Supplied records
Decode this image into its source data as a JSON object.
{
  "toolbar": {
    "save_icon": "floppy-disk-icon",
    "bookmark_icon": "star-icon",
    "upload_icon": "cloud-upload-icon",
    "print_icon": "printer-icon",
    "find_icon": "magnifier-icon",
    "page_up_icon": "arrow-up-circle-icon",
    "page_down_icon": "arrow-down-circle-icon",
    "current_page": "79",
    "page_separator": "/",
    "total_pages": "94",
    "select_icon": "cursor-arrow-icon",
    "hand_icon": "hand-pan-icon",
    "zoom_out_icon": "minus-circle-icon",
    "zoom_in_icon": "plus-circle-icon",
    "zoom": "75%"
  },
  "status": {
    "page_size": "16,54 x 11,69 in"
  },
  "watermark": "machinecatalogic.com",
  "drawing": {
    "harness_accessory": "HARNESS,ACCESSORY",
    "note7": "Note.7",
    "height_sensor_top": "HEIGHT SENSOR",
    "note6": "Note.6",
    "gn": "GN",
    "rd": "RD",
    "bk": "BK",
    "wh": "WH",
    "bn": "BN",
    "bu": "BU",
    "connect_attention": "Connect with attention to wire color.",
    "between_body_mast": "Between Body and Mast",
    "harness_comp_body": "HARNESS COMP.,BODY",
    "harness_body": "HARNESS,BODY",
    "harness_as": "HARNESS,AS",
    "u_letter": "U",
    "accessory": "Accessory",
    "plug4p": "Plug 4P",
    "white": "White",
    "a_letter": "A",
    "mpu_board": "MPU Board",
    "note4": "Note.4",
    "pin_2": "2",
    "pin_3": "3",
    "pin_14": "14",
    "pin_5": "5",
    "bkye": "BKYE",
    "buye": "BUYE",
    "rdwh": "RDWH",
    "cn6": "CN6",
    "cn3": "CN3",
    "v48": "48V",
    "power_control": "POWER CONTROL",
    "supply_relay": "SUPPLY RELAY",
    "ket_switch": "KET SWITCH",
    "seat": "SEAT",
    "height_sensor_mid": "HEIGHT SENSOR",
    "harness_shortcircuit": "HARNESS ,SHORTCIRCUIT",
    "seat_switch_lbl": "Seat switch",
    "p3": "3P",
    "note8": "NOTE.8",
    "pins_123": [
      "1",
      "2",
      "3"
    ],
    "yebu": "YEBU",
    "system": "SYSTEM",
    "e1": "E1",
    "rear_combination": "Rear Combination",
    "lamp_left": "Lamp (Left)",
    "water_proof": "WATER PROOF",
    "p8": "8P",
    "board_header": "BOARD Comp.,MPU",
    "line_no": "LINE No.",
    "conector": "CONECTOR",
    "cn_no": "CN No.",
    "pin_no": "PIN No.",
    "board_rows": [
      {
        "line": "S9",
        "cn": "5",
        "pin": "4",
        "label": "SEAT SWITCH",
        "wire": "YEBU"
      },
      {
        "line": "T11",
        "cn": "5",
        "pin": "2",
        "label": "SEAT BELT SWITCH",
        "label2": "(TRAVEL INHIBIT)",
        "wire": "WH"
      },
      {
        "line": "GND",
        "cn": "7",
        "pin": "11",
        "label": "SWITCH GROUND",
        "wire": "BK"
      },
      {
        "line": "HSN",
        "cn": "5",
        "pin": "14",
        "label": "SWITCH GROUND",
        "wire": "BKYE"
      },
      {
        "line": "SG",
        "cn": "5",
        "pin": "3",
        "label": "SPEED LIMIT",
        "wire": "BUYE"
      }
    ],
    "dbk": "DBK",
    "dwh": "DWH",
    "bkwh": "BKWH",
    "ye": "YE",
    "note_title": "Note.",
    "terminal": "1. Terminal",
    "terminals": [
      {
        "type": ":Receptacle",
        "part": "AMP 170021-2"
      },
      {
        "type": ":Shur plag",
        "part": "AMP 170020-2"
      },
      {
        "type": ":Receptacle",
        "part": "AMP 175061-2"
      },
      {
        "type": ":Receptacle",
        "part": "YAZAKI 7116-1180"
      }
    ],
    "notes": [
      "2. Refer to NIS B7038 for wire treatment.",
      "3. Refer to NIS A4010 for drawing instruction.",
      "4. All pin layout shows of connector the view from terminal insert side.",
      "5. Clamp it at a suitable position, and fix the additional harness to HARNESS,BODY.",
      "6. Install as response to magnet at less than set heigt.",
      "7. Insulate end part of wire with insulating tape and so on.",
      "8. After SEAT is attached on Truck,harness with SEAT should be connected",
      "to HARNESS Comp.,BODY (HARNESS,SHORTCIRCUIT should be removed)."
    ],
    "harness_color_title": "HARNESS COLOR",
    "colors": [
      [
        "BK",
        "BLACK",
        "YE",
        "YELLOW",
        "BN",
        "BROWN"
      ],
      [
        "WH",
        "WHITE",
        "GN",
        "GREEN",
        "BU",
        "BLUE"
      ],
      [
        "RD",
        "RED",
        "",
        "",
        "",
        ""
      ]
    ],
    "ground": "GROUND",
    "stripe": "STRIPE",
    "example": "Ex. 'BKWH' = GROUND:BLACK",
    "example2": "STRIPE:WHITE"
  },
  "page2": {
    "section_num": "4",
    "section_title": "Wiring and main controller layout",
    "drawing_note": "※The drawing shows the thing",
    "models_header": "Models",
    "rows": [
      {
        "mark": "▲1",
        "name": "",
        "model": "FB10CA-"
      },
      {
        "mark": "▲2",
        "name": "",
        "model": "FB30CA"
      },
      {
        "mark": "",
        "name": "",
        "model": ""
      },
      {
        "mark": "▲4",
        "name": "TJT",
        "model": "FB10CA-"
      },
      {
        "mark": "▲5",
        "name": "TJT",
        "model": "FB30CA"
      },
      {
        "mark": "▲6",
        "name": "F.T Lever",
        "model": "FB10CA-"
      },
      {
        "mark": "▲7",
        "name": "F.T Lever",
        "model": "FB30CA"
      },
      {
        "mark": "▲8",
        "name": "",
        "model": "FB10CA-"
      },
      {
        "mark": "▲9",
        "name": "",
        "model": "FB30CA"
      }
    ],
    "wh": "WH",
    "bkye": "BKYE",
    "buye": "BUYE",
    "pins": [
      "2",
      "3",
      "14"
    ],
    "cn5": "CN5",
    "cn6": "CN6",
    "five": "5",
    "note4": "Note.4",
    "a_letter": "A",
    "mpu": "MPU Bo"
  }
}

Goal
Each entry above is to be set down again in exactly the same words.

Reply to the exercise
Decode this image into its source data as a JSON object.
{
  "toolbar": {
    "save_icon": "floppy-disk-icon",
    "bookmark_icon": "star-icon",
    "upload_icon": "cloud-upload-icon",
    "print_icon": "printer-icon",
    "find_icon": "magnifier-icon",
    "page_up_icon": "arrow-up-circle-icon",
    "page_down_icon": "arrow-down-circle-icon",
    "current_page": "79",
    "page_separator": "/",
    "total_pages": "94",
    "select_icon": "cursor-arrow-icon",
    "hand_icon": "hand-pan-icon",
    "zoom_out_icon": "minus-circle-icon",
    "zoom_in_icon": "plus-circle-icon",
    "zoom": "75%"
  },
  "status": {
    "page_size": "16,54 x 11,69 in"
  },
  "watermark": "machinecatalogic.com",
  "drawing": {
    "harness_accessory": "HARNESS,ACCESSORY",
    "note7": "Note.7",
    "height_sensor_top": "HEIGHT SENSOR",
    "note6": "Note.6",
    "gn": "GN",
    "rd": "RD",
    "bk": "BK",
    "wh": "WH",
    "bn": "BN",
    "bu": "BU",
    "connect_attention": "Connect with attention to wire color.",
    "between_body_mast": "Between Body and Mast",
    "harness_comp_body": "HARNESS COMP.,BODY",
    "harness_body": "HARNESS,BODY",
    "harness_as": "HARNESS,AS",
    "u_letter": "U",
    "accessory": "Accessory",
    "plug4p": "Plug 4P",
    "white": "White",
    "a_letter": "A",
    "mpu_board": "MPU Board",
    "note4": "Note.4",
    "pin_2": "2",
    "pin_3": "3",
    "pin_14": "14",
    "pin_5": "5",
    "bkye": "BKYE",
    "buye": "BUYE",
    "rdwh": "RDWH",
    "cn6": "CN6",
    "cn3": "CN3",
    "v48": "48V",
    "power_control": "POWER CONTROL",
    "supply_relay": "SUPPLY RELAY",
    "ket_switch": "KET SWITCH",
    "seat": "SEAT",
    "height_sensor_mid": "HEIGHT SENSOR",
    "harness_shortcircuit": "HARNESS ,SHORTCIRCUIT",
    "seat_switch_lbl": "Seat switch",
    "p3": "3P",
    "note8": "NOTE.8",
    "pins_123": [
      "1",
      "2",
      "3"
    ],
    "yebu": "YEBU",
    "system": "SYSTEM",
    "e1": "E1",
    "rear_combination": "Rear Combination",
    "lamp_left": "Lamp (Left)",
    "water_proof": "WATER PROOF",
    "p8": "8P",
    "board_header": "BOARD Comp.,MPU",
    "line_no": "LINE No.",
    "conector": "CONECTOR",
    "cn_no": "CN No.",
    "pin_no": "PIN No.",
    "board_rows": [
      {
        "line": "S9",
        "cn": "5",
        "pin": "4",
        "label": "SEAT SWITCH",
        "wire": "YEBU"
      },
      {
        "line": "T11",
        "cn": "5",
        "pin": "2",
        "label": "SEAT BELT SWITCH",
        "label2": "(TRAVEL INHIBIT)",
        "wire": "WH"
      },
      {
        "line": "GND",
        "cn": "7",
        "pin": "11",
        "label": "SWITCH GROUND",
        "wire": "BK"
      },
      {
        "line": "HSN",
        "cn": "5",
        "pin": "14",
        "label": "SWITCH GROUND",
        "wire": "BKYE"
      },
      {
        "line": "SG",
        "cn": "5",
        "pin": "3",
        "label": "SPEED LIMIT",
        "wire": "BUYE"
      }
    ],
    "dbk": "DBK",
    "dwh": "DWH",
    "bkwh": "BKWH",
    "ye": "YE",
    "note_title": "Note.",
    "terminal": "1. Terminal",
    "terminals": [
      {
        "type": ":Receptacle",
        "part": "AMP 170021-2"
      },
      {
        "type": ":Shur plag",
        "part": "AMP 170020-2"
      },
      {
        "type": ":Receptacle",
        "part": "AMP 175061-2"
      },
      {
        "type": ":Receptacle",
        "part": "YAZAKI 7116-1180"
      }
    ],
    "notes": [
      "2. Refer to NIS B7038 for wire treatment.",
      "3. Refer to NIS A4010 for drawing instruction.",
      "4. All pin layout shows of connector the view from terminal insert side.",
      "5. Clamp it at a suitable position, and fix the additional harness to HARNESS,BODY.",
      "6. Install as response to magnet at less than set heigt.",
      "7. Insulate end part of wire with insulating tape and so on.",
      "8. After SEAT is attached on Truck,harness with SEAT should be connected",
      "to HARNESS Comp.,BODY (HARNESS,SHORTCIRCUIT should be removed)."
    ],
    "harness_color_title": "HARNESS COLOR",
    "colors": [
      [
        "BK",
        "BLACK",
        "YE",
        "YELLOW",
        "BN",
        "BROWN"
      ],
      [
        "WH",
        "WHITE",
        "GN",
        "GREEN",
        "BU",
        "BLUE"
      ],
      [
        "RD",
        "RED",
        "",
        "",
        "",
        ""
      ]
    ],
    "ground": "GROUND",
    "stripe": "STRIPE",
    "example": "Ex. 'BKWH' = GROUND:BLACK",
    "example2": "STRIPE:WHITE"
  },
  "page2": {
    "section_num": "4",
    "section_title": "Wiring and main controller layout",
    "drawing_note": "※The drawing shows the thing",
    "models_header": "Models",
    "rows": [
      {
        "mark": "▲1",
        "name": "",
        "model": "FB10CA-"
      },
      {
        "mark": "▲2",
        "name": "",
        "model": "FB30CA"
      },
      {
        "mark": "",
        "name": "",
        "model": ""
      },
      {
        "mark": "▲4",
        "name": "TJT",
        "model": "FB10CA-"
      },
      {
        "mark": "▲5",
        "name": "TJT",
        "model": "FB30CA"
      },
      {
        "mark": "▲6",
        "name": "F.T Lever",
        "model": "FB10CA-"
      },
      {
        "mark": "▲7",
        "name": "F.T Lever",
        "model": "FB30CA"
      },
      {
        "mark": "▲8",
        "name": "",
        "model": "FB10CA-"
      },
      {
        "mark": "▲9",
        "name": "",
        "model": "FB30CA"
      }
    ],
    "wh": "WH",
    "bkye": "BKYE",
    "buye": "BUYE",
    "pins": [
      "2",
      "3",
      "14"
    ],
    "cn5": "CN5",
    "cn6": "CN6",
    "five": "5",
    "note4": "Note.4",
    "a_letter": "A",
    "mpu": "MPU Bo"
  }
}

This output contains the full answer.